(Data entries)

* * *

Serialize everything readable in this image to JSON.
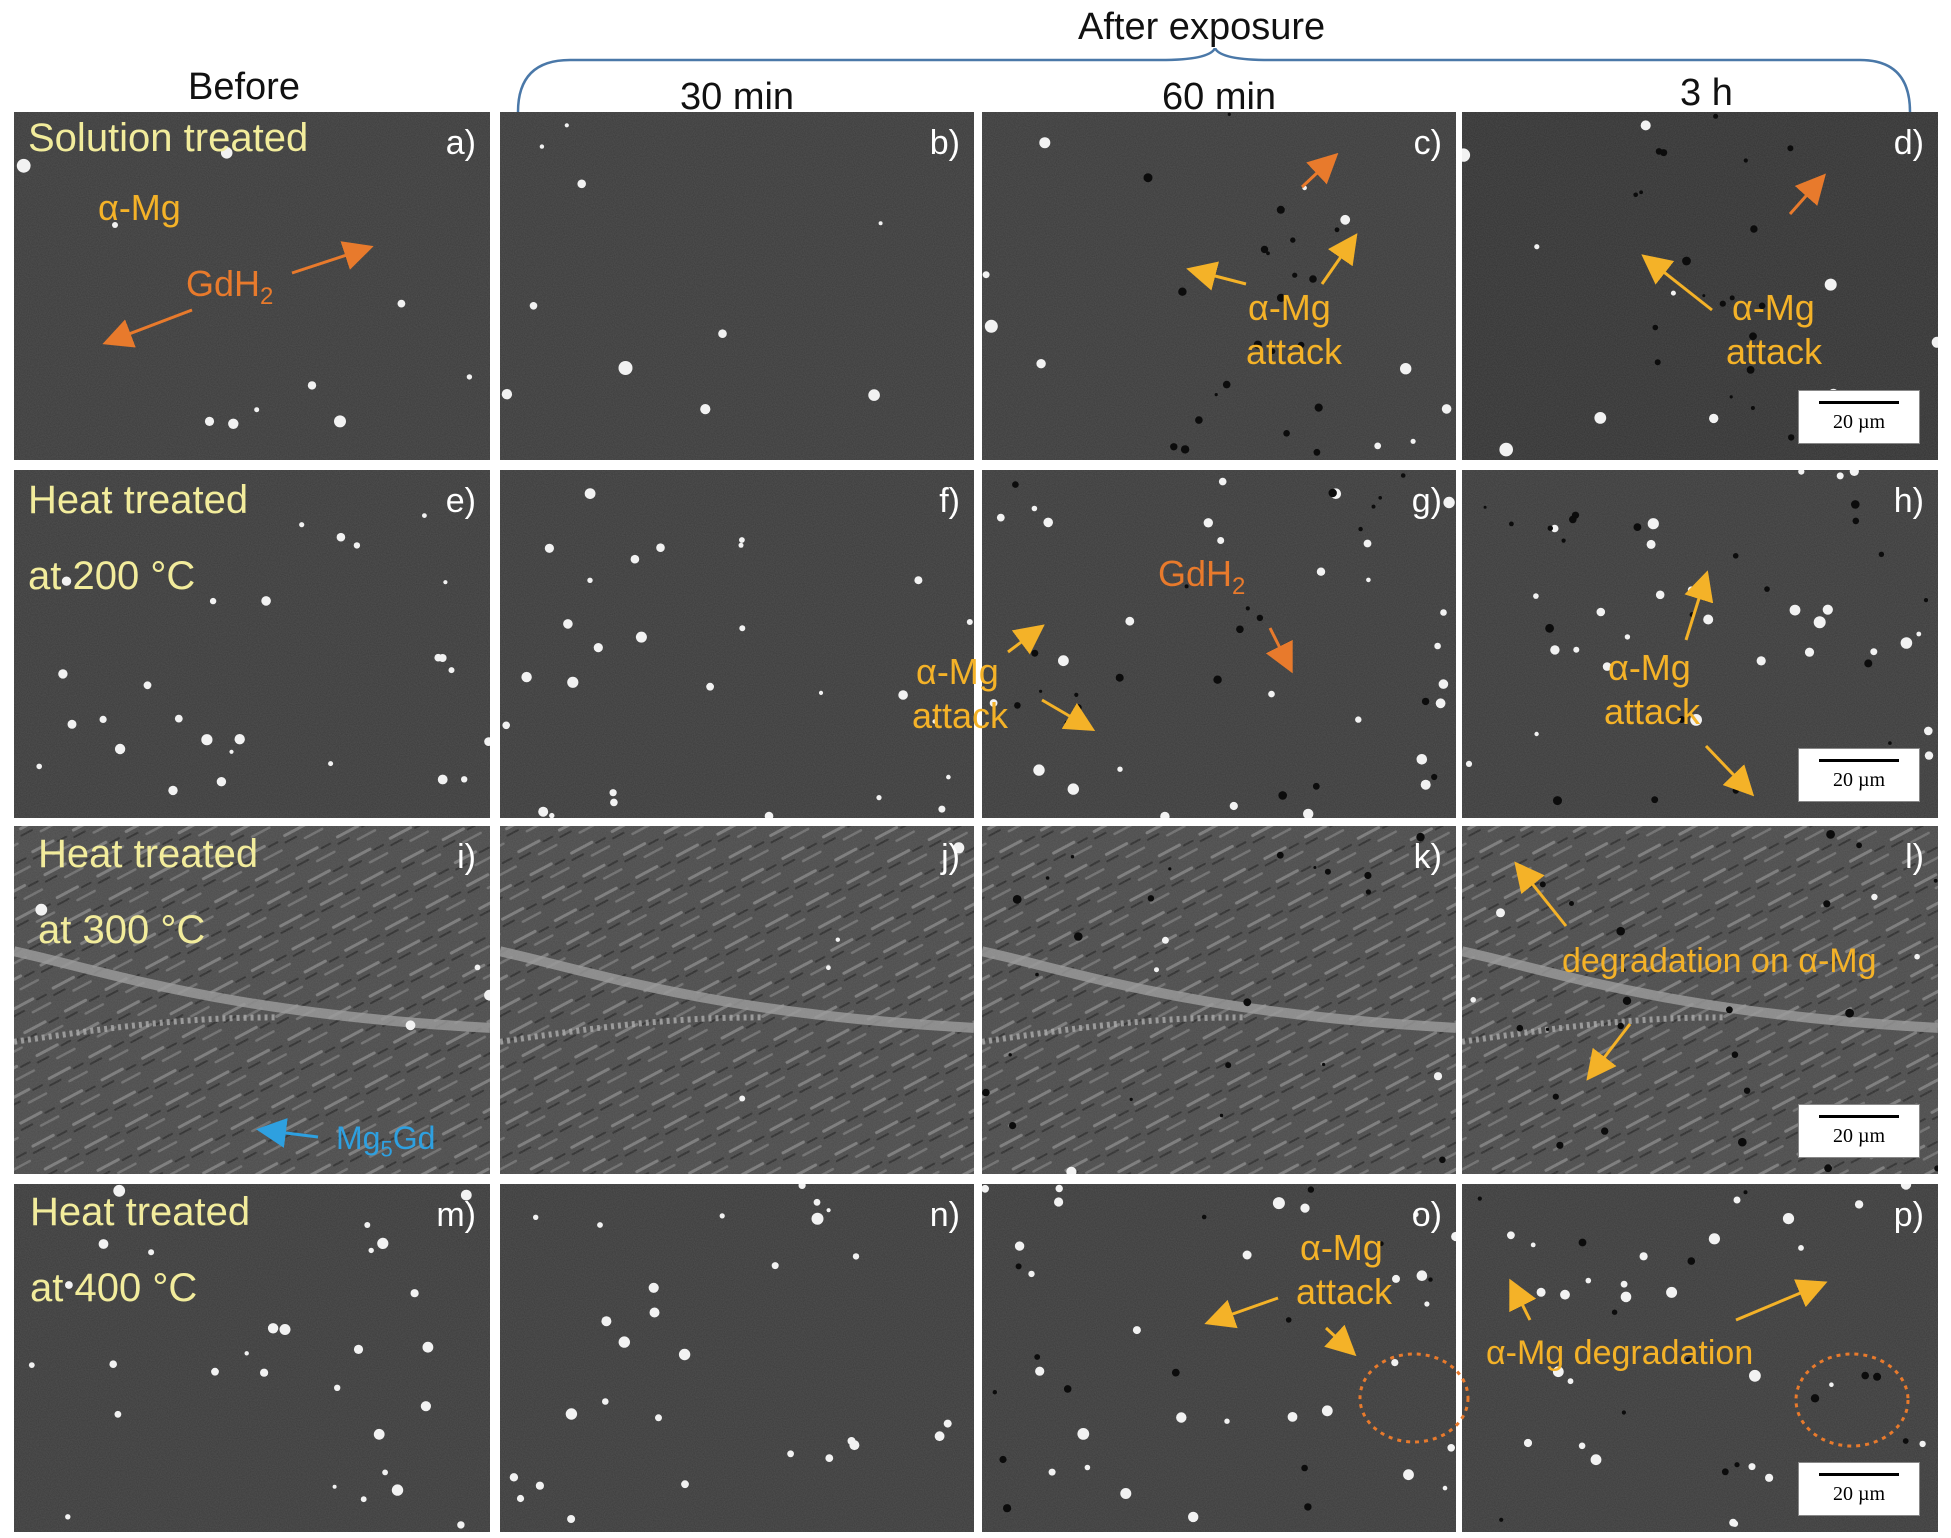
{
  "header": {
    "after_exposure": "After exposure",
    "before": "Before",
    "col_30": "30 min",
    "col_60": "60 min",
    "col_3h": "3 h"
  },
  "rows": {
    "r1": "Solution treated",
    "r2_a": "Heat treated",
    "r2_b": "at 200 °C",
    "r3_a": "Heat treated",
    "r3_b": "at 300 °C",
    "r4_a": "Heat treated",
    "r4_b": "at 400 °C"
  },
  "panel_labels": {
    "a": "a)",
    "b": "b)",
    "c": "c)",
    "d": "d)",
    "e": "e)",
    "f": "f)",
    "g": "g)",
    "h": "h)",
    "i": "i)",
    "j": "j)",
    "k": "k)",
    "l": "l)",
    "m": "m)",
    "n": "n)",
    "o": "o)",
    "p": "p)"
  },
  "annotations": {
    "alpha_mg": "α-Mg",
    "gdh": "GdH",
    "sub2": "2",
    "attack": "attack",
    "alpha_mg_attack": "α-Mg attack",
    "degradation_on": "degradation on α-Mg",
    "alpha_mg_degradation": "α-Mg degradation",
    "mg": "Mg",
    "sub5": "5",
    "gd": "Gd"
  },
  "scale_bar": "20 µm",
  "colors": {
    "row_label": "#f2ec9c",
    "annotation_yellow": "#f4b228",
    "annotation_orange": "#e87a2c",
    "annotation_blue": "#2ea0e0",
    "panel_background": "#3a3a3a"
  }
}
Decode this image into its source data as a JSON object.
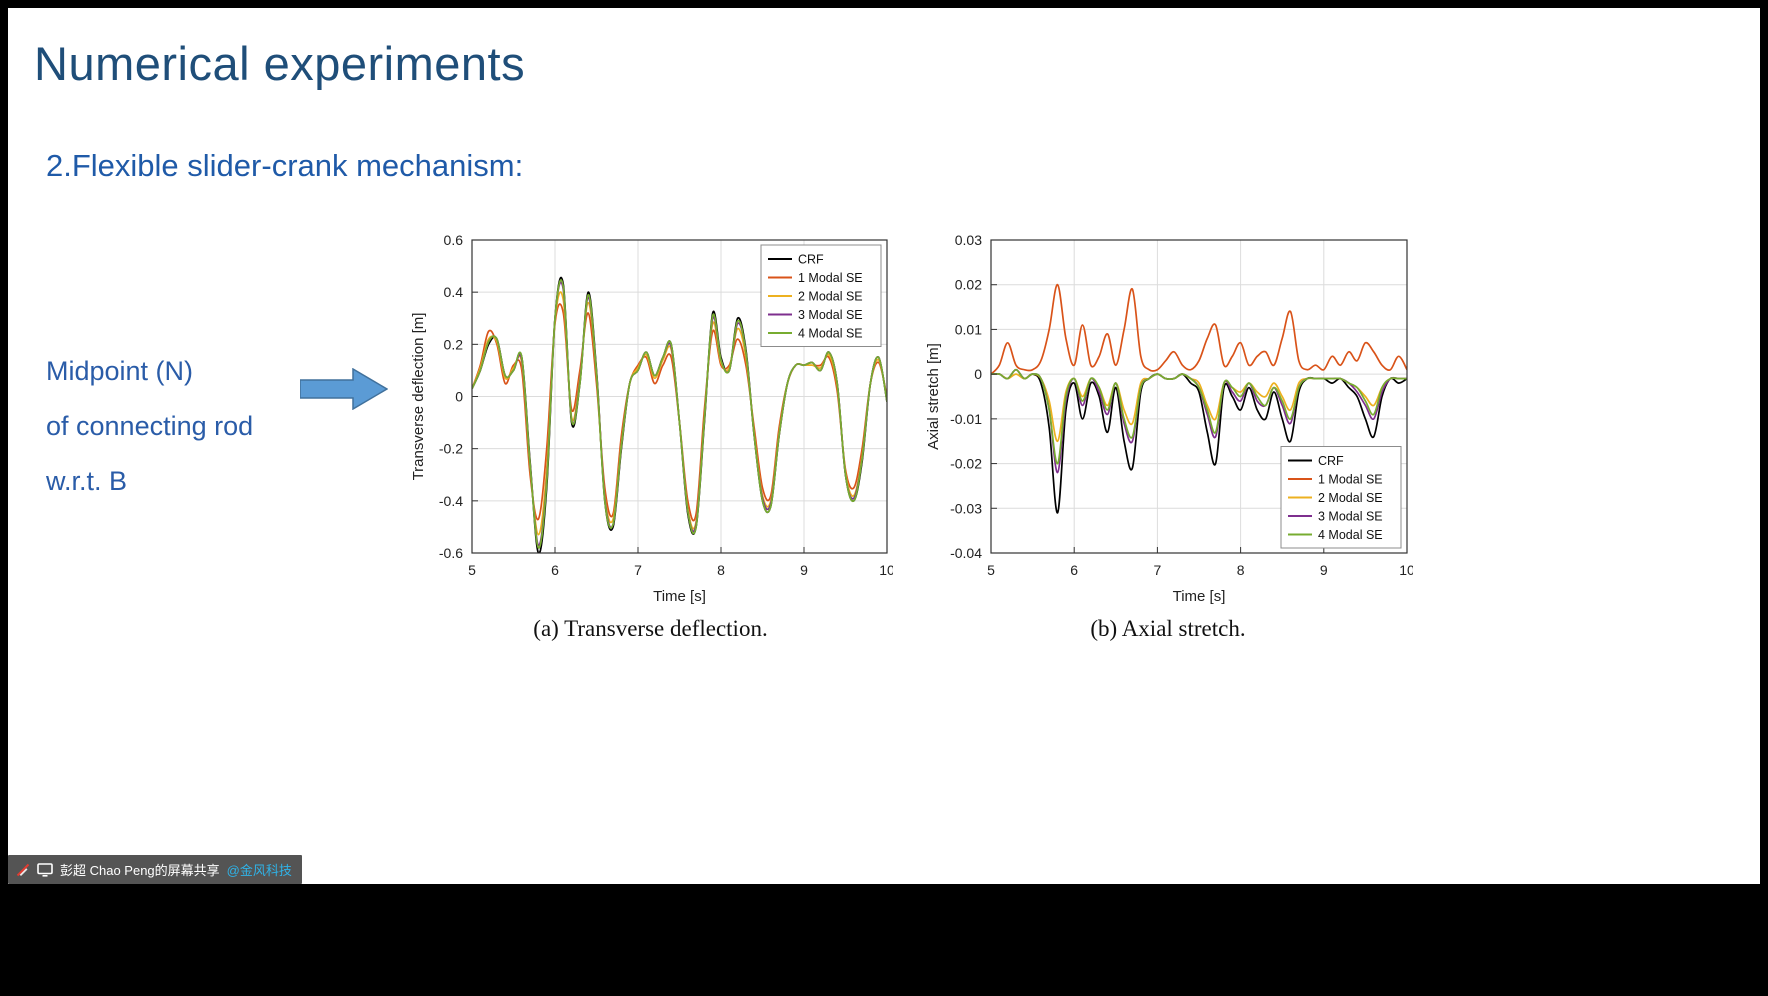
{
  "window": {
    "frame_color": "#000000",
    "slide_bg": "#ffffff"
  },
  "slide": {
    "title": {
      "text": "Numerical experiments",
      "color": "#1f4e79"
    },
    "subtitle": {
      "text": "2.Flexible slider-crank mechanism:",
      "color": "#1f5aa8"
    },
    "annotation": {
      "lines": [
        "Midpoint (N)",
        "of connecting rod",
        "w.r.t. B"
      ],
      "color": "#2a5ca8"
    },
    "arrow": {
      "fill": "#5b9bd5",
      "stroke": "#41719c"
    },
    "captions": {
      "a": "(a) Transverse deflection.",
      "b": "(b) Axial stretch."
    }
  },
  "screen_share_bar": {
    "bg": "#474747",
    "presenter_text": "彭超 Chao Peng的屏幕共享",
    "mention_text": "@金风科技",
    "mention_color": "#2fb3e8",
    "icons": [
      "annotation-pencil-icon",
      "screen-share-icon"
    ]
  },
  "chart_data": [
    {
      "type": "line",
      "title": "",
      "xlabel": "Time [s]",
      "ylabel": "Transverse deflection [m]",
      "xlim": [
        5,
        10
      ],
      "ylim": [
        -0.6,
        0.6
      ],
      "xticks": [
        5,
        6,
        7,
        8,
        9,
        10
      ],
      "yticks": [
        -0.6,
        -0.4,
        -0.2,
        0,
        0.2,
        0.4,
        0.6
      ],
      "grid": true,
      "legend_position": "top-right",
      "x": [
        5,
        5.1,
        5.2,
        5.3,
        5.4,
        5.5,
        5.6,
        5.7,
        5.8,
        5.9,
        6,
        6.1,
        6.2,
        6.3,
        6.4,
        6.5,
        6.6,
        6.7,
        6.8,
        6.9,
        7,
        7.1,
        7.2,
        7.3,
        7.4,
        7.5,
        7.6,
        7.7,
        7.8,
        7.9,
        8,
        8.1,
        8.2,
        8.3,
        8.4,
        8.5,
        8.6,
        8.7,
        8.8,
        8.9,
        9,
        9.1,
        9.2,
        9.3,
        9.4,
        9.5,
        9.6,
        9.7,
        9.8,
        9.9,
        10
      ],
      "series": [
        {
          "name": "CRF",
          "color": "#000000",
          "values": [
            0.03,
            0.1,
            0.2,
            0.22,
            0.08,
            0.1,
            0.15,
            -0.25,
            -0.6,
            -0.35,
            0.3,
            0.43,
            -0.1,
            0.05,
            0.4,
            0.1,
            -0.4,
            -0.5,
            -0.2,
            0.05,
            0.1,
            0.17,
            0.08,
            0.15,
            0.2,
            -0.1,
            -0.45,
            -0.5,
            -0.1,
            0.32,
            0.15,
            0.1,
            0.3,
            0.18,
            -0.15,
            -0.4,
            -0.42,
            -0.15,
            0.05,
            0.12,
            0.12,
            0.13,
            0.1,
            0.17,
            0.05,
            -0.3,
            -0.4,
            -0.25,
            0.05,
            0.15,
            -0.02
          ]
        },
        {
          "name": "1 Modal SE",
          "color": "#d95319",
          "values": [
            0.03,
            0.12,
            0.25,
            0.2,
            0.05,
            0.12,
            0.1,
            -0.3,
            -0.47,
            -0.2,
            0.28,
            0.32,
            -0.05,
            0.1,
            0.32,
            0.05,
            -0.35,
            -0.45,
            -0.15,
            0.05,
            0.12,
            0.15,
            0.05,
            0.12,
            0.15,
            -0.1,
            -0.4,
            -0.45,
            -0.05,
            0.25,
            0.12,
            0.12,
            0.22,
            0.12,
            -0.12,
            -0.35,
            -0.38,
            -0.12,
            0.05,
            0.12,
            0.12,
            0.12,
            0.12,
            0.15,
            0.02,
            -0.28,
            -0.35,
            -0.2,
            0.05,
            0.13,
            0.0
          ]
        },
        {
          "name": "2 Modal SE",
          "color": "#edb120",
          "values": [
            0.03,
            0.11,
            0.22,
            0.21,
            0.07,
            0.11,
            0.13,
            -0.27,
            -0.53,
            -0.28,
            0.29,
            0.37,
            -0.08,
            0.07,
            0.36,
            0.08,
            -0.38,
            -0.47,
            -0.18,
            0.05,
            0.11,
            0.16,
            0.07,
            0.14,
            0.18,
            -0.1,
            -0.43,
            -0.48,
            -0.08,
            0.28,
            0.13,
            0.11,
            0.26,
            0.15,
            -0.14,
            -0.38,
            -0.4,
            -0.14,
            0.05,
            0.12,
            0.12,
            0.12,
            0.11,
            0.16,
            0.04,
            -0.29,
            -0.38,
            -0.23,
            0.05,
            0.14,
            -0.01
          ]
        },
        {
          "name": "3 Modal SE",
          "color": "#7e2f8e",
          "values": [
            0.03,
            0.1,
            0.21,
            0.22,
            0.08,
            0.1,
            0.14,
            -0.26,
            -0.57,
            -0.32,
            0.3,
            0.41,
            -0.09,
            0.06,
            0.38,
            0.09,
            -0.39,
            -0.49,
            -0.19,
            0.05,
            0.1,
            0.17,
            0.08,
            0.15,
            0.19,
            -0.1,
            -0.44,
            -0.49,
            -0.09,
            0.3,
            0.14,
            0.1,
            0.28,
            0.17,
            -0.15,
            -0.39,
            -0.41,
            -0.15,
            0.05,
            0.12,
            0.12,
            0.13,
            0.1,
            0.17,
            0.05,
            -0.3,
            -0.39,
            -0.24,
            0.05,
            0.15,
            -0.02
          ]
        },
        {
          "name": "4 Modal SE",
          "color": "#77ac30",
          "values": [
            0.03,
            0.1,
            0.21,
            0.22,
            0.08,
            0.1,
            0.15,
            -0.26,
            -0.58,
            -0.33,
            0.3,
            0.42,
            -0.09,
            0.05,
            0.39,
            0.09,
            -0.4,
            -0.49,
            -0.19,
            0.05,
            0.1,
            0.17,
            0.08,
            0.15,
            0.2,
            -0.1,
            -0.44,
            -0.5,
            -0.09,
            0.31,
            0.14,
            0.1,
            0.29,
            0.17,
            -0.15,
            -0.4,
            -0.42,
            -0.15,
            0.05,
            0.12,
            0.12,
            0.13,
            0.1,
            0.17,
            0.05,
            -0.3,
            -0.4,
            -0.24,
            0.05,
            0.15,
            -0.02
          ]
        }
      ]
    },
    {
      "type": "line",
      "title": "",
      "xlabel": "Time [s]",
      "ylabel": "Axial stretch [m]",
      "xlim": [
        5,
        10
      ],
      "ylim": [
        -0.04,
        0.03
      ],
      "xticks": [
        5,
        6,
        7,
        8,
        9,
        10
      ],
      "yticks": [
        -0.04,
        -0.03,
        -0.02,
        -0.01,
        0,
        0.01,
        0.02,
        0.03
      ],
      "grid": true,
      "legend_position": "bottom-right",
      "x": [
        5,
        5.1,
        5.2,
        5.3,
        5.4,
        5.5,
        5.6,
        5.7,
        5.8,
        5.9,
        6,
        6.1,
        6.2,
        6.3,
        6.4,
        6.5,
        6.6,
        6.7,
        6.8,
        6.9,
        7,
        7.1,
        7.2,
        7.3,
        7.4,
        7.5,
        7.6,
        7.7,
        7.8,
        7.9,
        8,
        8.1,
        8.2,
        8.3,
        8.4,
        8.5,
        8.6,
        8.7,
        8.8,
        8.9,
        9,
        9.1,
        9.2,
        9.3,
        9.4,
        9.5,
        9.6,
        9.7,
        9.8,
        9.9,
        10
      ],
      "series": [
        {
          "name": "CRF",
          "color": "#000000",
          "values": [
            0.0,
            0.0,
            -0.001,
            0.001,
            -0.001,
            0.0,
            -0.002,
            -0.012,
            -0.031,
            -0.008,
            -0.002,
            -0.01,
            -0.002,
            -0.005,
            -0.013,
            -0.003,
            -0.015,
            -0.021,
            -0.004,
            -0.001,
            0.0,
            -0.001,
            -0.001,
            0.0,
            -0.002,
            -0.004,
            -0.013,
            -0.02,
            -0.003,
            -0.005,
            -0.008,
            -0.003,
            -0.008,
            -0.01,
            -0.004,
            -0.01,
            -0.015,
            -0.004,
            -0.001,
            -0.001,
            -0.001,
            -0.002,
            -0.001,
            -0.003,
            -0.005,
            -0.01,
            -0.014,
            -0.005,
            -0.001,
            -0.002,
            -0.001
          ]
        },
        {
          "name": "1 Modal SE",
          "color": "#d95319",
          "values": [
            0.0,
            0.002,
            0.007,
            0.002,
            0.001,
            0.001,
            0.003,
            0.01,
            0.02,
            0.008,
            0.002,
            0.011,
            0.002,
            0.004,
            0.009,
            0.002,
            0.01,
            0.019,
            0.004,
            0.001,
            0.001,
            0.003,
            0.005,
            0.002,
            0.001,
            0.003,
            0.008,
            0.011,
            0.002,
            0.004,
            0.007,
            0.002,
            0.004,
            0.005,
            0.002,
            0.008,
            0.014,
            0.003,
            0.001,
            0.002,
            0.001,
            0.004,
            0.002,
            0.005,
            0.003,
            0.007,
            0.005,
            0.002,
            0.001,
            0.004,
            0.001
          ]
        },
        {
          "name": "2 Modal SE",
          "color": "#edb120",
          "values": [
            0.0,
            0.0,
            -0.001,
            0.0,
            -0.001,
            0.0,
            -0.001,
            -0.006,
            -0.015,
            -0.004,
            -0.001,
            -0.005,
            -0.001,
            -0.003,
            -0.007,
            -0.002,
            -0.008,
            -0.011,
            -0.002,
            -0.001,
            0.0,
            -0.001,
            -0.001,
            0.0,
            -0.001,
            -0.002,
            -0.007,
            -0.01,
            -0.002,
            -0.003,
            -0.004,
            -0.002,
            -0.004,
            -0.005,
            -0.002,
            -0.005,
            -0.008,
            -0.002,
            -0.001,
            -0.001,
            -0.001,
            -0.001,
            -0.001,
            -0.002,
            -0.003,
            -0.005,
            -0.007,
            -0.003,
            -0.001,
            -0.001,
            -0.001
          ]
        },
        {
          "name": "3 Modal SE",
          "color": "#7e2f8e",
          "values": [
            0.0,
            0.0,
            -0.001,
            0.001,
            -0.001,
            0.0,
            -0.001,
            -0.008,
            -0.022,
            -0.006,
            -0.001,
            -0.007,
            -0.001,
            -0.004,
            -0.009,
            -0.002,
            -0.011,
            -0.015,
            -0.003,
            -0.001,
            0.0,
            -0.001,
            -0.001,
            0.0,
            -0.001,
            -0.003,
            -0.009,
            -0.014,
            -0.002,
            -0.004,
            -0.006,
            -0.002,
            -0.006,
            -0.007,
            -0.003,
            -0.007,
            -0.011,
            -0.003,
            -0.001,
            -0.001,
            -0.001,
            -0.001,
            -0.001,
            -0.002,
            -0.004,
            -0.007,
            -0.01,
            -0.004,
            -0.001,
            -0.001,
            -0.001
          ]
        },
        {
          "name": "4 Modal SE",
          "color": "#77ac30",
          "values": [
            0.0,
            0.0,
            -0.001,
            0.001,
            -0.001,
            0.0,
            -0.001,
            -0.008,
            -0.02,
            -0.005,
            -0.001,
            -0.006,
            -0.001,
            -0.003,
            -0.008,
            -0.002,
            -0.01,
            -0.014,
            -0.003,
            -0.001,
            0.0,
            -0.001,
            -0.001,
            0.0,
            -0.001,
            -0.003,
            -0.008,
            -0.013,
            -0.002,
            -0.003,
            -0.005,
            -0.002,
            -0.005,
            -0.007,
            -0.003,
            -0.006,
            -0.01,
            -0.003,
            -0.001,
            -0.001,
            -0.001,
            -0.001,
            -0.001,
            -0.002,
            -0.003,
            -0.006,
            -0.009,
            -0.003,
            -0.001,
            -0.001,
            -0.001
          ]
        }
      ]
    }
  ]
}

* * *

§ **What needs to be done**
Count the lines of the data that contain the string "right", and reply with that number alone.

§ **Output of the exercise**
2